Job —
The records below must be copied in full; omit the images.

§

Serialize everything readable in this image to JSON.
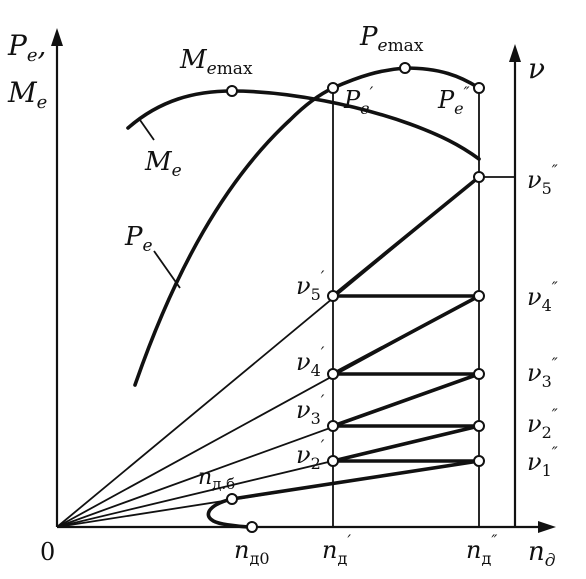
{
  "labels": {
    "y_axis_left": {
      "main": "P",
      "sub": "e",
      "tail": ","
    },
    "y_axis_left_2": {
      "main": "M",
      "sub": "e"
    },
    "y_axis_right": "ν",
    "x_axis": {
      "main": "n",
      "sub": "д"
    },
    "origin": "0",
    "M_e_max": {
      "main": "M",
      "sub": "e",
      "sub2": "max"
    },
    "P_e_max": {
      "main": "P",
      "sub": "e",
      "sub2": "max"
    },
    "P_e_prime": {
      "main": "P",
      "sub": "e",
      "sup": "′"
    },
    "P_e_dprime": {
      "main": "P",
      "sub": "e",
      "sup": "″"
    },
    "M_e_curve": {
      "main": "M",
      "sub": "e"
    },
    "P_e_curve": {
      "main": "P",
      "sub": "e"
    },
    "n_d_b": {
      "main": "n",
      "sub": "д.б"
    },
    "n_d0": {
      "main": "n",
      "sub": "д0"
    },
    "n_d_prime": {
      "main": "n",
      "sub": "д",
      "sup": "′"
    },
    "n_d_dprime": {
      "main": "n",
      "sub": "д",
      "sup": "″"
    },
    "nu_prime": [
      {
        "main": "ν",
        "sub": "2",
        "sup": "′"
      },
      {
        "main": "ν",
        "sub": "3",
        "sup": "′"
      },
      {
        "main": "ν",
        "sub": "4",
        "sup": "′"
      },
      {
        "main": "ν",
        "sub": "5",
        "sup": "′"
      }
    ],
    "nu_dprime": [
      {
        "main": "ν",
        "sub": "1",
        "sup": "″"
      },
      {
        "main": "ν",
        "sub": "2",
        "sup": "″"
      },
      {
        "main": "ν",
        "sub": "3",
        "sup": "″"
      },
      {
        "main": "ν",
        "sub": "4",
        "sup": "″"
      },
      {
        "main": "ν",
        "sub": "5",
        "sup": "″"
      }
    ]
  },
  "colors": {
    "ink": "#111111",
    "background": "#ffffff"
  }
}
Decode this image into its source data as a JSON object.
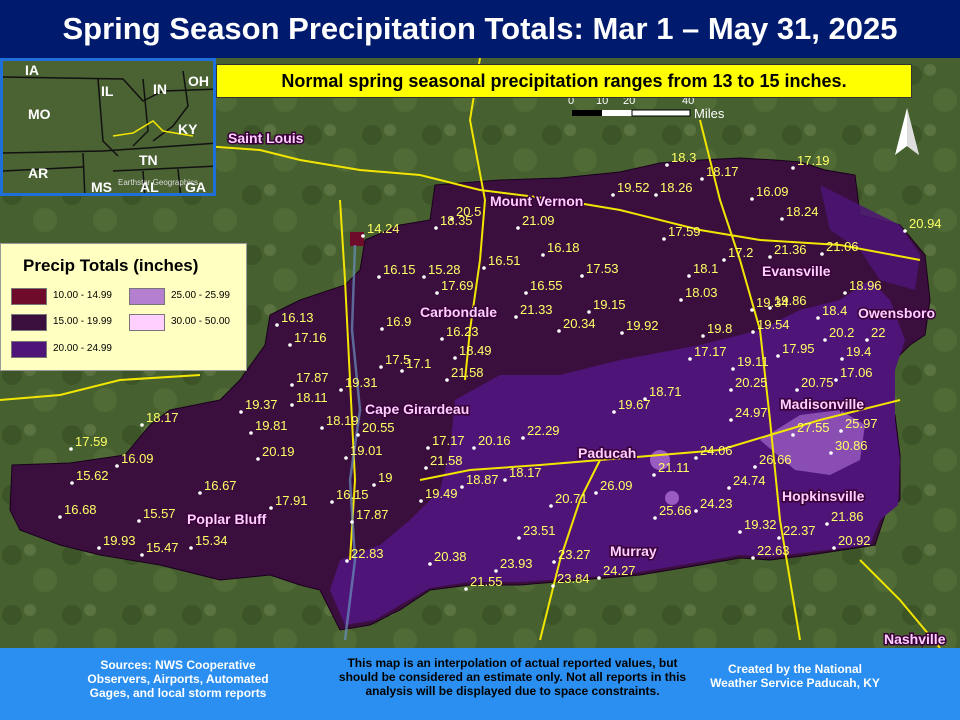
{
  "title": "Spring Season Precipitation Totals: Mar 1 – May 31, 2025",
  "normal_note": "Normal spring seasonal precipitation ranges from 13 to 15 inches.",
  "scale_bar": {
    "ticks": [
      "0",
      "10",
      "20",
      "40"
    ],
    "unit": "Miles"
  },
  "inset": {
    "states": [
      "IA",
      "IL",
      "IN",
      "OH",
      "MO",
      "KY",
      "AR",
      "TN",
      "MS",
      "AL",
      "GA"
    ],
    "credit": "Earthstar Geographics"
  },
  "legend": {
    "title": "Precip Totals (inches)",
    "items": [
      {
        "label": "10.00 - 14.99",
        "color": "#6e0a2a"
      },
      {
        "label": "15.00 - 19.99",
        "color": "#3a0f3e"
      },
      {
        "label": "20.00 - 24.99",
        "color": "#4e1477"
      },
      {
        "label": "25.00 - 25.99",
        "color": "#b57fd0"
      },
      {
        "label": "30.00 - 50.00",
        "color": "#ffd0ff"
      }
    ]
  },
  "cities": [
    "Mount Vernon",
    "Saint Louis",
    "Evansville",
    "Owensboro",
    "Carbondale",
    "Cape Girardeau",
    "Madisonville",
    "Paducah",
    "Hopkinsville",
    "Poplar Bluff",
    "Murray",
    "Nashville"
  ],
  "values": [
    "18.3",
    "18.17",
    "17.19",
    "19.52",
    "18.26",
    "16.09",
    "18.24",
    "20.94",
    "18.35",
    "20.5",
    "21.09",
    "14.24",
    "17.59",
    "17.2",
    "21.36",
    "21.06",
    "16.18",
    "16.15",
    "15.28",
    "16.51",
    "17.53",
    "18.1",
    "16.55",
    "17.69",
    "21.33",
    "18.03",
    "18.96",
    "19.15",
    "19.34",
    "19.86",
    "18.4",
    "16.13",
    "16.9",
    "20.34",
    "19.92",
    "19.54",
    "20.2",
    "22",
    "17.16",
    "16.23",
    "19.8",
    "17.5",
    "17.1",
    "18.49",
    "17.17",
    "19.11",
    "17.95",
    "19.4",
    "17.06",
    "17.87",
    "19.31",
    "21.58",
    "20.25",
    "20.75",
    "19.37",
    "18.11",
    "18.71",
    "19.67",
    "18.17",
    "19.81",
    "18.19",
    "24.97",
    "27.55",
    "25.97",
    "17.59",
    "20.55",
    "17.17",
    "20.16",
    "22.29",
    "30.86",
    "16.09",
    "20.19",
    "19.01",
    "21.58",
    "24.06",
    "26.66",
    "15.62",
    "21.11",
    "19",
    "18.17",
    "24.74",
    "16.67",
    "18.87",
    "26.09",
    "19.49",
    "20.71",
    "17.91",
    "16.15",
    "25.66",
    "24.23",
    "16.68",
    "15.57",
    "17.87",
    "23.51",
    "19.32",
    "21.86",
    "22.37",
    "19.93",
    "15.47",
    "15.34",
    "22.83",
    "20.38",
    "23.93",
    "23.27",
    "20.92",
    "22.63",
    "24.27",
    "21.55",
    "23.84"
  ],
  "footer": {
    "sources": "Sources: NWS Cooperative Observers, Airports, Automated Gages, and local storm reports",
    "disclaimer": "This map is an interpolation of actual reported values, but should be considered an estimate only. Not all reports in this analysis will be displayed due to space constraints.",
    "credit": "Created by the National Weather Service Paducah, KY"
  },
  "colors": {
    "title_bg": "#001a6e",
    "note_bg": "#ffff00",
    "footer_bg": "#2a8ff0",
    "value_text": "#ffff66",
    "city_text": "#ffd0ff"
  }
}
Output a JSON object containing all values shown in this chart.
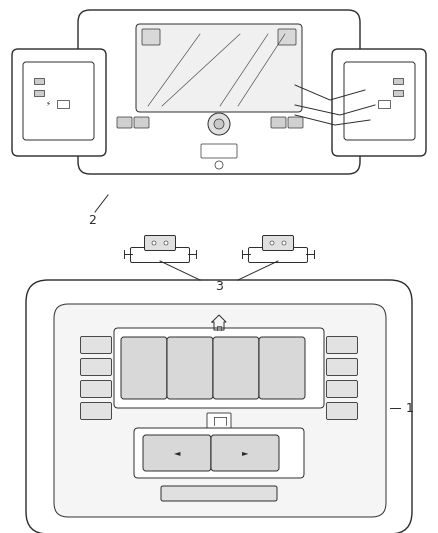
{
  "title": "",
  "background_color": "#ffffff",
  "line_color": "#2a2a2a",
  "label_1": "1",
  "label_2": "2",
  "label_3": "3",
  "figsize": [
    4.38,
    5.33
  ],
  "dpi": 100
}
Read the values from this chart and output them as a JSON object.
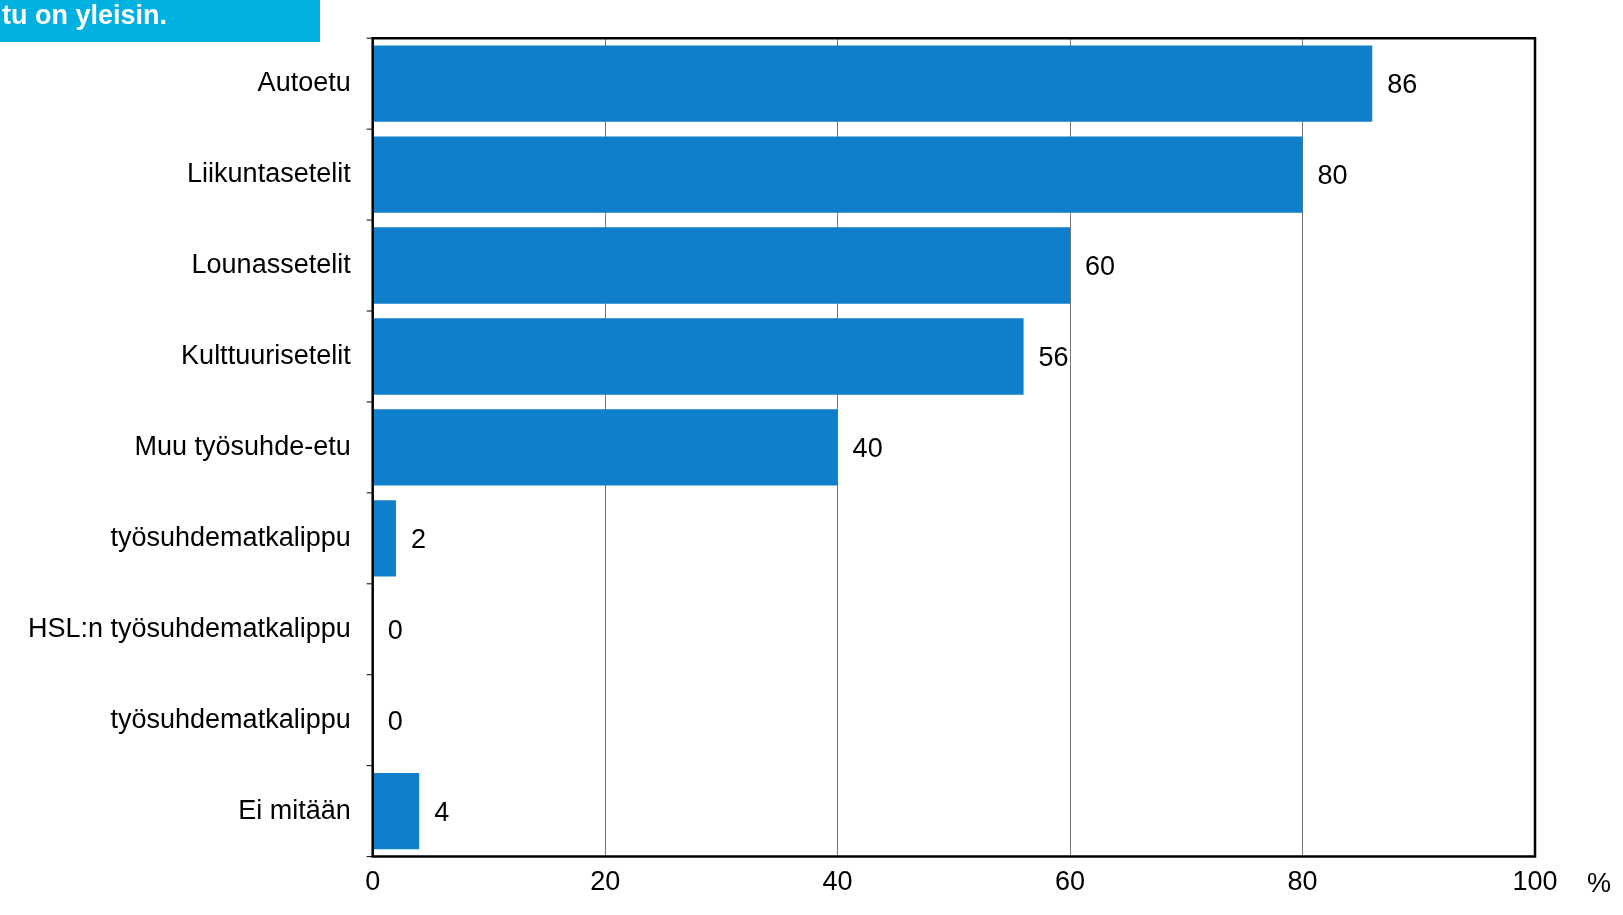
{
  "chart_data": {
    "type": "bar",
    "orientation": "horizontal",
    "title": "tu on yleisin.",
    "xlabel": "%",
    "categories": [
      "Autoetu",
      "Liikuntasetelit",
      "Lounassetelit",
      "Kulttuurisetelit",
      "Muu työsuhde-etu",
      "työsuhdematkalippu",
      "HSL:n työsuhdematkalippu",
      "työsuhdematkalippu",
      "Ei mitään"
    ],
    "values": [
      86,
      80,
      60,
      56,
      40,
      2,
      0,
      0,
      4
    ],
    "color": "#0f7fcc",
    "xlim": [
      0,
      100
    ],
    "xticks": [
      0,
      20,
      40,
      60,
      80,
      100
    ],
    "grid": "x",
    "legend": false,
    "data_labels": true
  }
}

§

Exercise answer —
Serialize everything readable in this image to JSON.
{
  "labels": {
    "y_axis_left": {
      "main": "P",
      "sub": "e",
      "tail": ","
    },
    "y_axis_left_2": {
      "main": "M",
      "sub": "e"
    },
    "y_axis_right": "ν",
    "x_axis": {
      "main": "n",
      "sub": "д"
    },
    "origin": "0",
    "M_e_max": {
      "main": "M",
      "sub": "e",
      "sub2": "max"
    },
    "P_e_max": {
      "main": "P",
      "sub": "e",
      "sub2": "max"
    },
    "P_e_prime": {
      "main": "P",
      "sub": "e",
      "sup": "′"
    },
    "P_e_dprime": {
      "main": "P",
      "sub": "e",
      "sup": "″"
    },
    "M_e_curve": {
      "main": "M",
      "sub": "e"
    },
    "P_e_curve": {
      "main": "P",
      "sub": "e"
    },
    "n_d_b": {
      "main": "n",
      "sub": "д.б"
    },
    "n_d0": {
      "main": "n",
      "sub": "д0"
    },
    "n_d_prime": {
      "main": "n",
      "sub": "д",
      "sup": "′"
    },
    "n_d_dprime": {
      "main": "n",
      "sub": "д",
      "sup": "″"
    },
    "nu_prime": [
      {
        "main": "ν",
        "sub": "2",
        "sup": "′"
      },
      {
        "main": "ν",
        "sub": "3",
        "sup": "′"
      },
      {
        "main": "ν",
        "sub": "4",
        "sup": "′"
      },
      {
        "main": "ν",
        "sub": "5",
        "sup": "′"
      }
    ],
    "nu_dprime": [
      {
        "main": "ν",
        "sub": "1",
        "sup": "″"
      },
      {
        "main": "ν",
        "sub": "2",
        "sup": "″"
      },
      {
        "main": "ν",
        "sub": "3",
        "sup": "″"
      },
      {
        "main": "ν",
        "sub": "4",
        "sup": "″"
      },
      {
        "main": "ν",
        "sub": "5",
        "sup": "″"
      }
    ]
  },
  "colors": {
    "ink": "#111111",
    "background": "#ffffff"
  }
}
Decode this image into its source data as a JSON object.
{
  "title": "Spring Season Precipitation Totals: Mar 1 – May 31, 2025",
  "normal_note": "Normal spring seasonal precipitation ranges from 13 to 15 inches.",
  "scale_bar": {
    "ticks": [
      "0",
      "10",
      "20",
      "40"
    ],
    "unit": "Miles"
  },
  "inset": {
    "states": [
      "IA",
      "IL",
      "IN",
      "OH",
      "MO",
      "KY",
      "AR",
      "TN",
      "MS",
      "AL",
      "GA"
    ],
    "credit": "Earthstar Geographics"
  },
  "legend": {
    "title": "Precip Totals (inches)",
    "items": [
      {
        "label": "10.00 - 14.99",
        "color": "#6e0a2a"
      },
      {
        "label": "15.00 - 19.99",
        "color": "#3a0f3e"
      },
      {
        "label": "20.00 - 24.99",
        "color": "#4e1477"
      },
      {
        "label": "25.00 - 25.99",
        "color": "#b57fd0"
      },
      {
        "label": "30.00 - 50.00",
        "color": "#ffd0ff"
      }
    ]
  },
  "cities": [
    "Mount Vernon",
    "Saint Louis",
    "Evansville",
    "Owensboro",
    "Carbondale",
    "Cape Girardeau",
    "Madisonville",
    "Paducah",
    "Hopkinsville",
    "Poplar Bluff",
    "Murray",
    "Nashville"
  ],
  "values": [
    "18.3",
    "18.17",
    "17.19",
    "19.52",
    "18.26",
    "16.09",
    "18.24",
    "20.94",
    "18.35",
    "20.5",
    "21.09",
    "14.24",
    "17.59",
    "17.2",
    "21.36",
    "21.06",
    "16.18",
    "16.15",
    "15.28",
    "16.51",
    "17.53",
    "18.1",
    "16.55",
    "17.69",
    "21.33",
    "18.03",
    "18.96",
    "19.15",
    "19.34",
    "19.86",
    "18.4",
    "16.13",
    "16.9",
    "20.34",
    "19.92",
    "19.54",
    "20.2",
    "22",
    "17.16",
    "16.23",
    "19.8",
    "17.5",
    "17.1",
    "18.49",
    "17.17",
    "19.11",
    "17.95",
    "19.4",
    "17.06",
    "17.87",
    "19.31",
    "21.58",
    "20.25",
    "20.75",
    "19.37",
    "18.11",
    "18.71",
    "19.67",
    "18.17",
    "19.81",
    "18.19",
    "24.97",
    "27.55",
    "25.97",
    "17.59",
    "20.55",
    "17.17",
    "20.16",
    "22.29",
    "30.86",
    "16.09",
    "20.19",
    "19.01",
    "21.58",
    "24.06",
    "26.66",
    "15.62",
    "21.11",
    "19",
    "18.17",
    "24.74",
    "16.67",
    "18.87",
    "26.09",
    "19.49",
    "20.71",
    "17.91",
    "16.15",
    "25.66",
    "24.23",
    "16.68",
    "15.57",
    "17.87",
    "23.51",
    "19.32",
    "21.86",
    "22.37",
    "19.93",
    "15.47",
    "15.34",
    "22.83",
    "20.38",
    "23.93",
    "23.27",
    "20.92",
    "22.63",
    "24.27",
    "21.55",
    "23.84"
  ],
  "footer": {
    "sources": "Sources: NWS Cooperative Observers, Airports, Automated Gages, and local storm reports",
    "disclaimer": "This map is an interpolation of actual reported values, but should be considered an estimate only. Not all reports in this analysis will be displayed due to space constraints.",
    "credit": "Created by the National Weather Service Paducah, KY"
  },
  "colors": {
    "title_bg": "#001a6e",
    "note_bg": "#ffff00",
    "footer_bg": "#2a8ff0",
    "value_text": "#ffff66",
    "city_text": "#ffd0ff"
  }
}
Output a JSON object containing all values shown in this chart.
{
  "title": "",
  "background_color": "#ffffff",
  "line_color": "#2a2a2a",
  "label_1": "1",
  "label_2": "2",
  "label_3": "3",
  "figsize": [
    4.38,
    5.33
  ],
  "dpi": 100
}
Read the values from this chart and output them as a JSON object.
{
  "chart_data": {
    "type": "bar",
    "orientation": "horizontal",
    "title": "tu on yleisin.",
    "xlabel": "%",
    "categories": [
      "Autoetu",
      "Liikuntasetelit",
      "Lounassetelit",
      "Kulttuurisetelit",
      "Muu työsuhde-etu",
      "työsuhdematkalippu",
      "HSL:n työsuhdematkalippu",
      "työsuhdematkalippu",
      "Ei mitään"
    ],
    "values": [
      86,
      80,
      60,
      56,
      40,
      2,
      0,
      0,
      4
    ],
    "color": "#0f7fcc",
    "xlim": [
      0,
      100
    ],
    "xticks": [
      0,
      20,
      40,
      60,
      80,
      100
    ],
    "grid": "x",
    "legend": false,
    "data_labels": true
  }
}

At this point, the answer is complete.